What is expected »
The records that follow are to be repeated without alteration.
────────
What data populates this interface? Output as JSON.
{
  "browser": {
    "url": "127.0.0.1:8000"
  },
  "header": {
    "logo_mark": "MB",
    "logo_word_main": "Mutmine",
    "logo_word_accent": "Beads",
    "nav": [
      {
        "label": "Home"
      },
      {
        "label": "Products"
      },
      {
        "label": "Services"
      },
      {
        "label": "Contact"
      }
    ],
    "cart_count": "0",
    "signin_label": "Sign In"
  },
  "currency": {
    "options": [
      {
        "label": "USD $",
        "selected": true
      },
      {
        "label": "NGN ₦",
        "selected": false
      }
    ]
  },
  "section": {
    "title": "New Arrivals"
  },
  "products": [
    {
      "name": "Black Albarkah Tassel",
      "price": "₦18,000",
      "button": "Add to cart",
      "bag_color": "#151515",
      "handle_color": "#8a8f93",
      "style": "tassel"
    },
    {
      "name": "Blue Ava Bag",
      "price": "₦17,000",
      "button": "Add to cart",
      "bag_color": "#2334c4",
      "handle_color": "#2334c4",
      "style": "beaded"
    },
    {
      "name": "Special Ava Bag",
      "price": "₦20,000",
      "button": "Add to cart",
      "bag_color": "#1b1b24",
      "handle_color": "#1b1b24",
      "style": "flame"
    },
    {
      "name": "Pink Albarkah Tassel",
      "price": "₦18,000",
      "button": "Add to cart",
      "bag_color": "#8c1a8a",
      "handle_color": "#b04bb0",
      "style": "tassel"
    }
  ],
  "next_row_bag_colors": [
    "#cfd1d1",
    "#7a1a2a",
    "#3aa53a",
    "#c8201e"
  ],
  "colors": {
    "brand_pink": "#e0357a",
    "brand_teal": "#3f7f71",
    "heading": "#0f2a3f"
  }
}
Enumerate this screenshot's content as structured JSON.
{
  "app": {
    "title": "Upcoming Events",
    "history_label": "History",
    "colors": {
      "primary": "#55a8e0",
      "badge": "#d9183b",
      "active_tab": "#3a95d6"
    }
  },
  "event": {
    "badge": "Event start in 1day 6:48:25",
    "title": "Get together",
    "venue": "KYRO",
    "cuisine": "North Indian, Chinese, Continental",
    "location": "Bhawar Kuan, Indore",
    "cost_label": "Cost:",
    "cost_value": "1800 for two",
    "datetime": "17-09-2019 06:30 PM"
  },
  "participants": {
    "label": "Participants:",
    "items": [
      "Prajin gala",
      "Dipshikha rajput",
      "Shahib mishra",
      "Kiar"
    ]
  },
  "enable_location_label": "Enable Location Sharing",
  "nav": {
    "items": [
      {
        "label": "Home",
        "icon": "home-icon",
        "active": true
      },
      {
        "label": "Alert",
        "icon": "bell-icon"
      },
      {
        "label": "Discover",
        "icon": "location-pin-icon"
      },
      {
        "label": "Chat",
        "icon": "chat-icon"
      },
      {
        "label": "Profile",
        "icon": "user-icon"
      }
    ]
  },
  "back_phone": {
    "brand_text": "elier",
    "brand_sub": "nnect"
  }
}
────────
Output for this task »
What data populates this interface? Output as JSON.
{
  "browser": {
    "url": "127.0.0.1:8000"
  },
  "header": {
    "logo_mark": "MB",
    "logo_word_main": "Mutmine",
    "logo_word_accent": "Beads",
    "nav": [
      {
        "label": "Home"
      },
      {
        "label": "Products"
      },
      {
        "label": "Services"
      },
      {
        "label": "Contact"
      }
    ],
    "cart_count": "0",
    "signin_label": "Sign In"
  },
  "currency": {
    "options": [
      {
        "label": "USD $",
        "selected": true
      },
      {
        "label": "NGN ₦",
        "selected": false
      }
    ]
  },
  "section": {
    "title": "New Arrivals"
  },
  "products": [
    {
      "name": "Black Albarkah Tassel",
      "price": "₦18,000",
      "button": "Add to cart",
      "bag_color": "#151515",
      "handle_color": "#8a8f93",
      "style": "tassel"
    },
    {
      "name": "Blue Ava Bag",
      "price": "₦17,000",
      "button": "Add to cart",
      "bag_color": "#2334c4",
      "handle_color": "#2334c4",
      "style": "beaded"
    },
    {
      "name": "Special Ava Bag",
      "price": "₦20,000",
      "button": "Add to cart",
      "bag_color": "#1b1b24",
      "handle_color": "#1b1b24",
      "style": "flame"
    },
    {
      "name": "Pink Albarkah Tassel",
      "price": "₦18,000",
      "button": "Add to cart",
      "bag_color": "#8c1a8a",
      "handle_color": "#b04bb0",
      "style": "tassel"
    }
  ],
  "next_row_bag_colors": [
    "#cfd1d1",
    "#7a1a2a",
    "#3aa53a",
    "#c8201e"
  ],
  "colors": {
    "brand_pink": "#e0357a",
    "brand_teal": "#3f7f71",
    "heading": "#0f2a3f"
  }
}
Enumerate this screenshot's content as structured JSON.
{
  "app": {
    "title": "Upcoming Events",
    "history_label": "History",
    "colors": {
      "primary": "#55a8e0",
      "badge": "#d9183b",
      "active_tab": "#3a95d6"
    }
  },
  "event": {
    "badge": "Event start in 1day 6:48:25",
    "title": "Get together",
    "venue": "KYRO",
    "cuisine": "North Indian, Chinese, Continental",
    "location": "Bhawar Kuan, Indore",
    "cost_label": "Cost:",
    "cost_value": "1800 for two",
    "datetime": "17-09-2019 06:30 PM"
  },
  "participants": {
    "label": "Participants:",
    "items": [
      "Prajin gala",
      "Dipshikha rajput",
      "Shahib mishra",
      "Kiar"
    ]
  },
  "enable_location_label": "Enable Location Sharing",
  "nav": {
    "items": [
      {
        "label": "Home",
        "icon": "home-icon",
        "active": true
      },
      {
        "label": "Alert",
        "icon": "bell-icon"
      },
      {
        "label": "Discover",
        "icon": "location-pin-icon"
      },
      {
        "label": "Chat",
        "icon": "chat-icon"
      },
      {
        "label": "Profile",
        "icon": "user-icon"
      }
    ]
  },
  "back_phone": {
    "brand_text": "elier",
    "brand_sub": "nnect"
  }
}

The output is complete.